[Chart and figure data]
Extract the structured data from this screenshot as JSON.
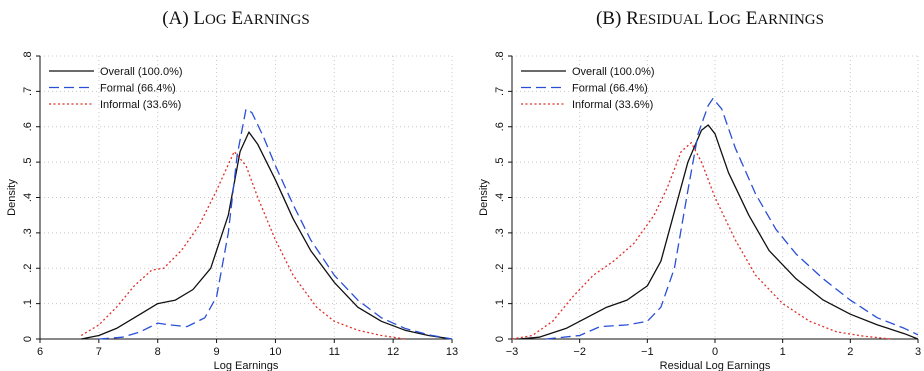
{
  "chart_data": [
    {
      "type": "line",
      "title": "(A) Log Earnings",
      "xlabel": "Log Earnings",
      "ylabel": "Density",
      "xlim": [
        6,
        13
      ],
      "ylim": [
        0,
        0.8
      ],
      "xticks": [
        "6",
        "7",
        "8",
        "9",
        "10",
        "11",
        "12",
        "13"
      ],
      "yticks": [
        "0",
        ".1",
        ".2",
        ".3",
        ".4",
        ".5",
        ".6",
        ".7",
        ".8"
      ],
      "grid": true,
      "legend": "top-left",
      "series": [
        {
          "name": "Overall (100.0%)",
          "color": "#111111",
          "dash": "solid",
          "points": [
            [
              6.7,
              0.0
            ],
            [
              7.0,
              0.01
            ],
            [
              7.3,
              0.03
            ],
            [
              7.6,
              0.06
            ],
            [
              7.9,
              0.09
            ],
            [
              8.0,
              0.1
            ],
            [
              8.3,
              0.11
            ],
            [
              8.6,
              0.14
            ],
            [
              8.9,
              0.2
            ],
            [
              9.2,
              0.35
            ],
            [
              9.4,
              0.53
            ],
            [
              9.55,
              0.585
            ],
            [
              9.7,
              0.55
            ],
            [
              10.0,
              0.45
            ],
            [
              10.3,
              0.34
            ],
            [
              10.6,
              0.25
            ],
            [
              11.0,
              0.16
            ],
            [
              11.4,
              0.09
            ],
            [
              11.8,
              0.05
            ],
            [
              12.2,
              0.025
            ],
            [
              12.6,
              0.01
            ],
            [
              13.0,
              0.0
            ]
          ]
        },
        {
          "name": "Formal (66.4%)",
          "color": "#2a4fd6",
          "dash": "long",
          "points": [
            [
              7.0,
              0.0
            ],
            [
              7.4,
              0.005
            ],
            [
              7.7,
              0.02
            ],
            [
              8.0,
              0.045
            ],
            [
              8.2,
              0.04
            ],
            [
              8.5,
              0.035
            ],
            [
              8.8,
              0.06
            ],
            [
              9.0,
              0.12
            ],
            [
              9.2,
              0.3
            ],
            [
              9.35,
              0.52
            ],
            [
              9.5,
              0.65
            ],
            [
              9.6,
              0.64
            ],
            [
              9.8,
              0.57
            ],
            [
              10.0,
              0.49
            ],
            [
              10.3,
              0.38
            ],
            [
              10.6,
              0.28
            ],
            [
              11.0,
              0.18
            ],
            [
              11.4,
              0.11
            ],
            [
              11.8,
              0.06
            ],
            [
              12.2,
              0.03
            ],
            [
              12.6,
              0.012
            ],
            [
              13.0,
              0.0
            ]
          ]
        },
        {
          "name": "Informal (33.6%)",
          "color": "#e0302a",
          "dash": "dot",
          "points": [
            [
              6.7,
              0.01
            ],
            [
              7.0,
              0.04
            ],
            [
              7.3,
              0.09
            ],
            [
              7.6,
              0.15
            ],
            [
              7.9,
              0.195
            ],
            [
              8.1,
              0.2
            ],
            [
              8.4,
              0.25
            ],
            [
              8.7,
              0.32
            ],
            [
              9.0,
              0.42
            ],
            [
              9.3,
              0.53
            ],
            [
              9.5,
              0.49
            ],
            [
              9.7,
              0.4
            ],
            [
              10.0,
              0.28
            ],
            [
              10.3,
              0.18
            ],
            [
              10.7,
              0.09
            ],
            [
              11.0,
              0.05
            ],
            [
              11.4,
              0.025
            ],
            [
              11.8,
              0.01
            ],
            [
              12.2,
              0.0
            ]
          ]
        }
      ]
    },
    {
      "type": "line",
      "title": "(B) Residual Log Earnings",
      "xlabel": "Residual Log Earnings",
      "ylabel": "Density",
      "xlim": [
        -3,
        3
      ],
      "ylim": [
        0,
        0.8
      ],
      "xticks": [
        "−3",
        "−2",
        "−1",
        "0",
        "1",
        "2",
        "3"
      ],
      "yticks": [
        "0",
        ".1",
        ".2",
        ".3",
        ".4",
        ".5",
        ".6",
        ".7",
        ".8"
      ],
      "grid": true,
      "legend": "top-left",
      "series": [
        {
          "name": "Overall (100.0%)",
          "color": "#111111",
          "dash": "solid",
          "points": [
            [
              -2.9,
              0.0
            ],
            [
              -2.6,
              0.005
            ],
            [
              -2.2,
              0.03
            ],
            [
              -1.9,
              0.06
            ],
            [
              -1.6,
              0.09
            ],
            [
              -1.3,
              0.11
            ],
            [
              -1.0,
              0.15
            ],
            [
              -0.8,
              0.22
            ],
            [
              -0.6,
              0.36
            ],
            [
              -0.4,
              0.5
            ],
            [
              -0.2,
              0.59
            ],
            [
              -0.1,
              0.605
            ],
            [
              0.0,
              0.58
            ],
            [
              0.2,
              0.47
            ],
            [
              0.5,
              0.35
            ],
            [
              0.8,
              0.25
            ],
            [
              1.2,
              0.17
            ],
            [
              1.6,
              0.11
            ],
            [
              2.0,
              0.07
            ],
            [
              2.4,
              0.04
            ],
            [
              2.8,
              0.015
            ],
            [
              3.0,
              0.0
            ]
          ]
        },
        {
          "name": "Formal (66.4%)",
          "color": "#2a4fd6",
          "dash": "long",
          "points": [
            [
              -2.5,
              0.0
            ],
            [
              -2.0,
              0.01
            ],
            [
              -1.7,
              0.035
            ],
            [
              -1.3,
              0.04
            ],
            [
              -1.0,
              0.05
            ],
            [
              -0.8,
              0.09
            ],
            [
              -0.6,
              0.2
            ],
            [
              -0.4,
              0.42
            ],
            [
              -0.25,
              0.58
            ],
            [
              -0.1,
              0.66
            ],
            [
              -0.03,
              0.68
            ],
            [
              0.1,
              0.65
            ],
            [
              0.3,
              0.54
            ],
            [
              0.6,
              0.41
            ],
            [
              0.9,
              0.31
            ],
            [
              1.2,
              0.24
            ],
            [
              1.6,
              0.17
            ],
            [
              2.0,
              0.11
            ],
            [
              2.4,
              0.06
            ],
            [
              2.8,
              0.03
            ],
            [
              3.0,
              0.012
            ]
          ]
        },
        {
          "name": "Informal (33.6%)",
          "color": "#e0302a",
          "dash": "dot",
          "points": [
            [
              -3.0,
              0.0
            ],
            [
              -2.7,
              0.01
            ],
            [
              -2.4,
              0.05
            ],
            [
              -2.1,
              0.12
            ],
            [
              -1.8,
              0.18
            ],
            [
              -1.5,
              0.22
            ],
            [
              -1.2,
              0.27
            ],
            [
              -0.9,
              0.35
            ],
            [
              -0.7,
              0.43
            ],
            [
              -0.5,
              0.53
            ],
            [
              -0.35,
              0.555
            ],
            [
              -0.2,
              0.5
            ],
            [
              0.0,
              0.4
            ],
            [
              0.3,
              0.28
            ],
            [
              0.6,
              0.18
            ],
            [
              1.0,
              0.1
            ],
            [
              1.4,
              0.05
            ],
            [
              1.8,
              0.02
            ],
            [
              2.2,
              0.008
            ],
            [
              2.6,
              0.0
            ]
          ]
        }
      ]
    }
  ]
}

— Short problem —
Output the records above exactly; leave out the pictures.

— Answer to the exercise —
Extract the structured data from this screenshot as JSON.
{
  "chart_data": [
    {
      "type": "line",
      "title": "(A) Log Earnings",
      "xlabel": "Log Earnings",
      "ylabel": "Density",
      "xlim": [
        6,
        13
      ],
      "ylim": [
        0,
        0.8
      ],
      "xticks": [
        "6",
        "7",
        "8",
        "9",
        "10",
        "11",
        "12",
        "13"
      ],
      "yticks": [
        "0",
        ".1",
        ".2",
        ".3",
        ".4",
        ".5",
        ".6",
        ".7",
        ".8"
      ],
      "grid": true,
      "legend": "top-left",
      "series": [
        {
          "name": "Overall (100.0%)",
          "color": "#111111",
          "dash": "solid",
          "points": [
            [
              6.7,
              0.0
            ],
            [
              7.0,
              0.01
            ],
            [
              7.3,
              0.03
            ],
            [
              7.6,
              0.06
            ],
            [
              7.9,
              0.09
            ],
            [
              8.0,
              0.1
            ],
            [
              8.3,
              0.11
            ],
            [
              8.6,
              0.14
            ],
            [
              8.9,
              0.2
            ],
            [
              9.2,
              0.35
            ],
            [
              9.4,
              0.53
            ],
            [
              9.55,
              0.585
            ],
            [
              9.7,
              0.55
            ],
            [
              10.0,
              0.45
            ],
            [
              10.3,
              0.34
            ],
            [
              10.6,
              0.25
            ],
            [
              11.0,
              0.16
            ],
            [
              11.4,
              0.09
            ],
            [
              11.8,
              0.05
            ],
            [
              12.2,
              0.025
            ],
            [
              12.6,
              0.01
            ],
            [
              13.0,
              0.0
            ]
          ]
        },
        {
          "name": "Formal (66.4%)",
          "color": "#2a4fd6",
          "dash": "long",
          "points": [
            [
              7.0,
              0.0
            ],
            [
              7.4,
              0.005
            ],
            [
              7.7,
              0.02
            ],
            [
              8.0,
              0.045
            ],
            [
              8.2,
              0.04
            ],
            [
              8.5,
              0.035
            ],
            [
              8.8,
              0.06
            ],
            [
              9.0,
              0.12
            ],
            [
              9.2,
              0.3
            ],
            [
              9.35,
              0.52
            ],
            [
              9.5,
              0.65
            ],
            [
              9.6,
              0.64
            ],
            [
              9.8,
              0.57
            ],
            [
              10.0,
              0.49
            ],
            [
              10.3,
              0.38
            ],
            [
              10.6,
              0.28
            ],
            [
              11.0,
              0.18
            ],
            [
              11.4,
              0.11
            ],
            [
              11.8,
              0.06
            ],
            [
              12.2,
              0.03
            ],
            [
              12.6,
              0.012
            ],
            [
              13.0,
              0.0
            ]
          ]
        },
        {
          "name": "Informal (33.6%)",
          "color": "#e0302a",
          "dash": "dot",
          "points": [
            [
              6.7,
              0.01
            ],
            [
              7.0,
              0.04
            ],
            [
              7.3,
              0.09
            ],
            [
              7.6,
              0.15
            ],
            [
              7.9,
              0.195
            ],
            [
              8.1,
              0.2
            ],
            [
              8.4,
              0.25
            ],
            [
              8.7,
              0.32
            ],
            [
              9.0,
              0.42
            ],
            [
              9.3,
              0.53
            ],
            [
              9.5,
              0.49
            ],
            [
              9.7,
              0.4
            ],
            [
              10.0,
              0.28
            ],
            [
              10.3,
              0.18
            ],
            [
              10.7,
              0.09
            ],
            [
              11.0,
              0.05
            ],
            [
              11.4,
              0.025
            ],
            [
              11.8,
              0.01
            ],
            [
              12.2,
              0.0
            ]
          ]
        }
      ]
    },
    {
      "type": "line",
      "title": "(B) Residual Log Earnings",
      "xlabel": "Residual Log Earnings",
      "ylabel": "Density",
      "xlim": [
        -3,
        3
      ],
      "ylim": [
        0,
        0.8
      ],
      "xticks": [
        "−3",
        "−2",
        "−1",
        "0",
        "1",
        "2",
        "3"
      ],
      "yticks": [
        "0",
        ".1",
        ".2",
        ".3",
        ".4",
        ".5",
        ".6",
        ".7",
        ".8"
      ],
      "grid": true,
      "legend": "top-left",
      "series": [
        {
          "name": "Overall (100.0%)",
          "color": "#111111",
          "dash": "solid",
          "points": [
            [
              -2.9,
              0.0
            ],
            [
              -2.6,
              0.005
            ],
            [
              -2.2,
              0.03
            ],
            [
              -1.9,
              0.06
            ],
            [
              -1.6,
              0.09
            ],
            [
              -1.3,
              0.11
            ],
            [
              -1.0,
              0.15
            ],
            [
              -0.8,
              0.22
            ],
            [
              -0.6,
              0.36
            ],
            [
              -0.4,
              0.5
            ],
            [
              -0.2,
              0.59
            ],
            [
              -0.1,
              0.605
            ],
            [
              0.0,
              0.58
            ],
            [
              0.2,
              0.47
            ],
            [
              0.5,
              0.35
            ],
            [
              0.8,
              0.25
            ],
            [
              1.2,
              0.17
            ],
            [
              1.6,
              0.11
            ],
            [
              2.0,
              0.07
            ],
            [
              2.4,
              0.04
            ],
            [
              2.8,
              0.015
            ],
            [
              3.0,
              0.0
            ]
          ]
        },
        {
          "name": "Formal (66.4%)",
          "color": "#2a4fd6",
          "dash": "long",
          "points": [
            [
              -2.5,
              0.0
            ],
            [
              -2.0,
              0.01
            ],
            [
              -1.7,
              0.035
            ],
            [
              -1.3,
              0.04
            ],
            [
              -1.0,
              0.05
            ],
            [
              -0.8,
              0.09
            ],
            [
              -0.6,
              0.2
            ],
            [
              -0.4,
              0.42
            ],
            [
              -0.25,
              0.58
            ],
            [
              -0.1,
              0.66
            ],
            [
              -0.03,
              0.68
            ],
            [
              0.1,
              0.65
            ],
            [
              0.3,
              0.54
            ],
            [
              0.6,
              0.41
            ],
            [
              0.9,
              0.31
            ],
            [
              1.2,
              0.24
            ],
            [
              1.6,
              0.17
            ],
            [
              2.0,
              0.11
            ],
            [
              2.4,
              0.06
            ],
            [
              2.8,
              0.03
            ],
            [
              3.0,
              0.012
            ]
          ]
        },
        {
          "name": "Informal (33.6%)",
          "color": "#e0302a",
          "dash": "dot",
          "points": [
            [
              -3.0,
              0.0
            ],
            [
              -2.7,
              0.01
            ],
            [
              -2.4,
              0.05
            ],
            [
              -2.1,
              0.12
            ],
            [
              -1.8,
              0.18
            ],
            [
              -1.5,
              0.22
            ],
            [
              -1.2,
              0.27
            ],
            [
              -0.9,
              0.35
            ],
            [
              -0.7,
              0.43
            ],
            [
              -0.5,
              0.53
            ],
            [
              -0.35,
              0.555
            ],
            [
              -0.2,
              0.5
            ],
            [
              0.0,
              0.4
            ],
            [
              0.3,
              0.28
            ],
            [
              0.6,
              0.18
            ],
            [
              1.0,
              0.1
            ],
            [
              1.4,
              0.05
            ],
            [
              1.8,
              0.02
            ],
            [
              2.2,
              0.008
            ],
            [
              2.6,
              0.0
            ]
          ]
        }
      ]
    }
  ]
}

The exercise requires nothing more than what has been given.